- **Exercise**
Without the images, write out the whole listing exactly.

Items from a dataset:
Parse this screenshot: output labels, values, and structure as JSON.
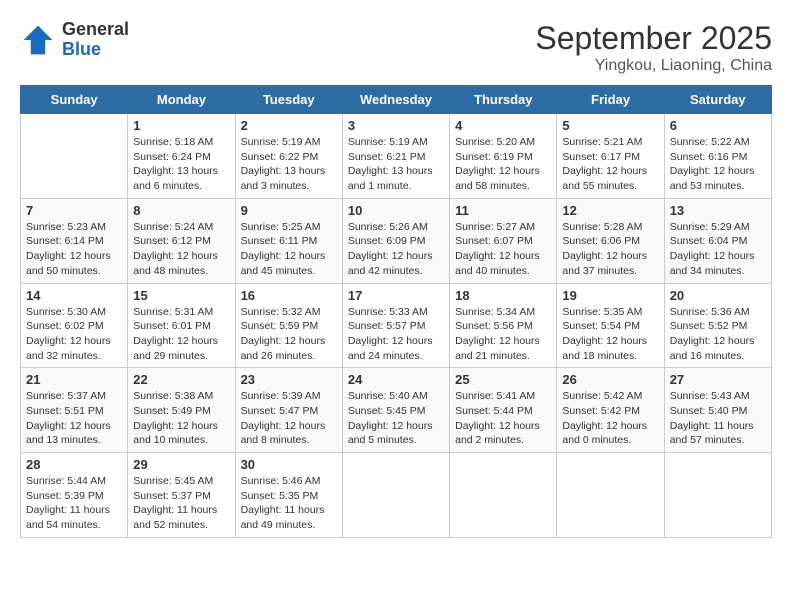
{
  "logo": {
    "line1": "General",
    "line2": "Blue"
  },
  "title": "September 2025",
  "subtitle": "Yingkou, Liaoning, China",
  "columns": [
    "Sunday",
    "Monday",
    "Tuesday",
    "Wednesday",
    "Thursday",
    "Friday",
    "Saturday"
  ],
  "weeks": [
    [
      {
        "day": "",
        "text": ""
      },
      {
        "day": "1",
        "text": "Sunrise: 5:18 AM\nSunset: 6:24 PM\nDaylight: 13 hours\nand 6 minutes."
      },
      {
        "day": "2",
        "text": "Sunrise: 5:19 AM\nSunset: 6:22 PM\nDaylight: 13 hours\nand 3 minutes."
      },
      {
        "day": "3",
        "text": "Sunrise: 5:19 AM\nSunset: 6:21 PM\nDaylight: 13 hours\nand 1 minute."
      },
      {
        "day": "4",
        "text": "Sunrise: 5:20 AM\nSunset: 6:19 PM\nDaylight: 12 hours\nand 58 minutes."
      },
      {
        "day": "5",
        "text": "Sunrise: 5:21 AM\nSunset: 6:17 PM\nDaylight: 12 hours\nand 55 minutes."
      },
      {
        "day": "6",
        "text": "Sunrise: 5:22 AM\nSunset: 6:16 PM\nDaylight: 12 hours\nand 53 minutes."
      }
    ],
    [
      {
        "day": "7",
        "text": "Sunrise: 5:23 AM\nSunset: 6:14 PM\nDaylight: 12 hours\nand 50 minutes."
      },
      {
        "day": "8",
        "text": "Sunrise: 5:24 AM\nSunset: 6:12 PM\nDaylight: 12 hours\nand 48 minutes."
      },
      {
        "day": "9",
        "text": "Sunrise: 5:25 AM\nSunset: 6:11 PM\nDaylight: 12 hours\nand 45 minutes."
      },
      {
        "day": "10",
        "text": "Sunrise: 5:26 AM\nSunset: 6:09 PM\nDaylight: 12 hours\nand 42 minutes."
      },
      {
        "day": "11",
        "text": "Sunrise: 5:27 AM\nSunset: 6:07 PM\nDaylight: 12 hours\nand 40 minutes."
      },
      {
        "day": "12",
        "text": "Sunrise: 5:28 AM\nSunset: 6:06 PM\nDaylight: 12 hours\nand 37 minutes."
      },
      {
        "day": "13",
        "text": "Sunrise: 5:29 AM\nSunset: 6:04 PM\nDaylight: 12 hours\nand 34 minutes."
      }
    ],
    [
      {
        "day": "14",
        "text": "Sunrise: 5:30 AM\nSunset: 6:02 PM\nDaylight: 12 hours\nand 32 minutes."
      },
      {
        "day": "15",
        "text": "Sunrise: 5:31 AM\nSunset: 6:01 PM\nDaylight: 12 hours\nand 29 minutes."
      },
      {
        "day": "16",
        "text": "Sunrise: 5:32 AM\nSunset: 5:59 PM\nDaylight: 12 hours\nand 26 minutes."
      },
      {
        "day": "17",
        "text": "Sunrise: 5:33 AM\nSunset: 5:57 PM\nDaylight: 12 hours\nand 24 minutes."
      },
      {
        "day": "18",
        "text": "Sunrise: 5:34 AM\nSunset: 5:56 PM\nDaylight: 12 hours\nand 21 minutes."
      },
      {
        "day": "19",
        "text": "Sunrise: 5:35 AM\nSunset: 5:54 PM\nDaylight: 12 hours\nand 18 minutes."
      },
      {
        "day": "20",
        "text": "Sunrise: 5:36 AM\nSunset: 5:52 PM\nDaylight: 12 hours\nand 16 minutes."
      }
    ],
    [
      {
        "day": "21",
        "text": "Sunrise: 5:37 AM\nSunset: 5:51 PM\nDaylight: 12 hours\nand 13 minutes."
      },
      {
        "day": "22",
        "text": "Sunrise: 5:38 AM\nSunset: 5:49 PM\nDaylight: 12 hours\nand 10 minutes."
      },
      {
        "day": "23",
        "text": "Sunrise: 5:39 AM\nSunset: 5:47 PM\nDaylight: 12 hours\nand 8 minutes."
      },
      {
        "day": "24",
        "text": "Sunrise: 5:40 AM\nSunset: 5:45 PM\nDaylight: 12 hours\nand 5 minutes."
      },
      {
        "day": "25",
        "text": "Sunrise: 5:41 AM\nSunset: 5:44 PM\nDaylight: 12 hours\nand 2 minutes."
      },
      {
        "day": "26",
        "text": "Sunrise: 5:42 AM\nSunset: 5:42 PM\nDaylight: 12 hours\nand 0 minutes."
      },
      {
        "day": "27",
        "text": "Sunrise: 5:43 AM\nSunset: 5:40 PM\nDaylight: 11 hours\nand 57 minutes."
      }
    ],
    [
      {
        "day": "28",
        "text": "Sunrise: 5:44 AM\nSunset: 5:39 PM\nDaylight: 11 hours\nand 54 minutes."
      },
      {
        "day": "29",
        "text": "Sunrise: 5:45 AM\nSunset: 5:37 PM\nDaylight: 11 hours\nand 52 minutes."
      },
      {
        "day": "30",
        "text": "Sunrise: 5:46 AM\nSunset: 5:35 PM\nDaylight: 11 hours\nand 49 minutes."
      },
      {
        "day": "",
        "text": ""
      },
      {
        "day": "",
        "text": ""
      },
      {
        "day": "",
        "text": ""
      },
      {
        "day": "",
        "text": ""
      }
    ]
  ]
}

- **Task response**
Parse this screenshot: output labels, values, and structure as JSON.
{
  "logo": {
    "line1": "General",
    "line2": "Blue"
  },
  "title": "September 2025",
  "subtitle": "Yingkou, Liaoning, China",
  "columns": [
    "Sunday",
    "Monday",
    "Tuesday",
    "Wednesday",
    "Thursday",
    "Friday",
    "Saturday"
  ],
  "weeks": [
    [
      {
        "day": "",
        "text": ""
      },
      {
        "day": "1",
        "text": "Sunrise: 5:18 AM\nSunset: 6:24 PM\nDaylight: 13 hours\nand 6 minutes."
      },
      {
        "day": "2",
        "text": "Sunrise: 5:19 AM\nSunset: 6:22 PM\nDaylight: 13 hours\nand 3 minutes."
      },
      {
        "day": "3",
        "text": "Sunrise: 5:19 AM\nSunset: 6:21 PM\nDaylight: 13 hours\nand 1 minute."
      },
      {
        "day": "4",
        "text": "Sunrise: 5:20 AM\nSunset: 6:19 PM\nDaylight: 12 hours\nand 58 minutes."
      },
      {
        "day": "5",
        "text": "Sunrise: 5:21 AM\nSunset: 6:17 PM\nDaylight: 12 hours\nand 55 minutes."
      },
      {
        "day": "6",
        "text": "Sunrise: 5:22 AM\nSunset: 6:16 PM\nDaylight: 12 hours\nand 53 minutes."
      }
    ],
    [
      {
        "day": "7",
        "text": "Sunrise: 5:23 AM\nSunset: 6:14 PM\nDaylight: 12 hours\nand 50 minutes."
      },
      {
        "day": "8",
        "text": "Sunrise: 5:24 AM\nSunset: 6:12 PM\nDaylight: 12 hours\nand 48 minutes."
      },
      {
        "day": "9",
        "text": "Sunrise: 5:25 AM\nSunset: 6:11 PM\nDaylight: 12 hours\nand 45 minutes."
      },
      {
        "day": "10",
        "text": "Sunrise: 5:26 AM\nSunset: 6:09 PM\nDaylight: 12 hours\nand 42 minutes."
      },
      {
        "day": "11",
        "text": "Sunrise: 5:27 AM\nSunset: 6:07 PM\nDaylight: 12 hours\nand 40 minutes."
      },
      {
        "day": "12",
        "text": "Sunrise: 5:28 AM\nSunset: 6:06 PM\nDaylight: 12 hours\nand 37 minutes."
      },
      {
        "day": "13",
        "text": "Sunrise: 5:29 AM\nSunset: 6:04 PM\nDaylight: 12 hours\nand 34 minutes."
      }
    ],
    [
      {
        "day": "14",
        "text": "Sunrise: 5:30 AM\nSunset: 6:02 PM\nDaylight: 12 hours\nand 32 minutes."
      },
      {
        "day": "15",
        "text": "Sunrise: 5:31 AM\nSunset: 6:01 PM\nDaylight: 12 hours\nand 29 minutes."
      },
      {
        "day": "16",
        "text": "Sunrise: 5:32 AM\nSunset: 5:59 PM\nDaylight: 12 hours\nand 26 minutes."
      },
      {
        "day": "17",
        "text": "Sunrise: 5:33 AM\nSunset: 5:57 PM\nDaylight: 12 hours\nand 24 minutes."
      },
      {
        "day": "18",
        "text": "Sunrise: 5:34 AM\nSunset: 5:56 PM\nDaylight: 12 hours\nand 21 minutes."
      },
      {
        "day": "19",
        "text": "Sunrise: 5:35 AM\nSunset: 5:54 PM\nDaylight: 12 hours\nand 18 minutes."
      },
      {
        "day": "20",
        "text": "Sunrise: 5:36 AM\nSunset: 5:52 PM\nDaylight: 12 hours\nand 16 minutes."
      }
    ],
    [
      {
        "day": "21",
        "text": "Sunrise: 5:37 AM\nSunset: 5:51 PM\nDaylight: 12 hours\nand 13 minutes."
      },
      {
        "day": "22",
        "text": "Sunrise: 5:38 AM\nSunset: 5:49 PM\nDaylight: 12 hours\nand 10 minutes."
      },
      {
        "day": "23",
        "text": "Sunrise: 5:39 AM\nSunset: 5:47 PM\nDaylight: 12 hours\nand 8 minutes."
      },
      {
        "day": "24",
        "text": "Sunrise: 5:40 AM\nSunset: 5:45 PM\nDaylight: 12 hours\nand 5 minutes."
      },
      {
        "day": "25",
        "text": "Sunrise: 5:41 AM\nSunset: 5:44 PM\nDaylight: 12 hours\nand 2 minutes."
      },
      {
        "day": "26",
        "text": "Sunrise: 5:42 AM\nSunset: 5:42 PM\nDaylight: 12 hours\nand 0 minutes."
      },
      {
        "day": "27",
        "text": "Sunrise: 5:43 AM\nSunset: 5:40 PM\nDaylight: 11 hours\nand 57 minutes."
      }
    ],
    [
      {
        "day": "28",
        "text": "Sunrise: 5:44 AM\nSunset: 5:39 PM\nDaylight: 11 hours\nand 54 minutes."
      },
      {
        "day": "29",
        "text": "Sunrise: 5:45 AM\nSunset: 5:37 PM\nDaylight: 11 hours\nand 52 minutes."
      },
      {
        "day": "30",
        "text": "Sunrise: 5:46 AM\nSunset: 5:35 PM\nDaylight: 11 hours\nand 49 minutes."
      },
      {
        "day": "",
        "text": ""
      },
      {
        "day": "",
        "text": ""
      },
      {
        "day": "",
        "text": ""
      },
      {
        "day": "",
        "text": ""
      }
    ]
  ]
}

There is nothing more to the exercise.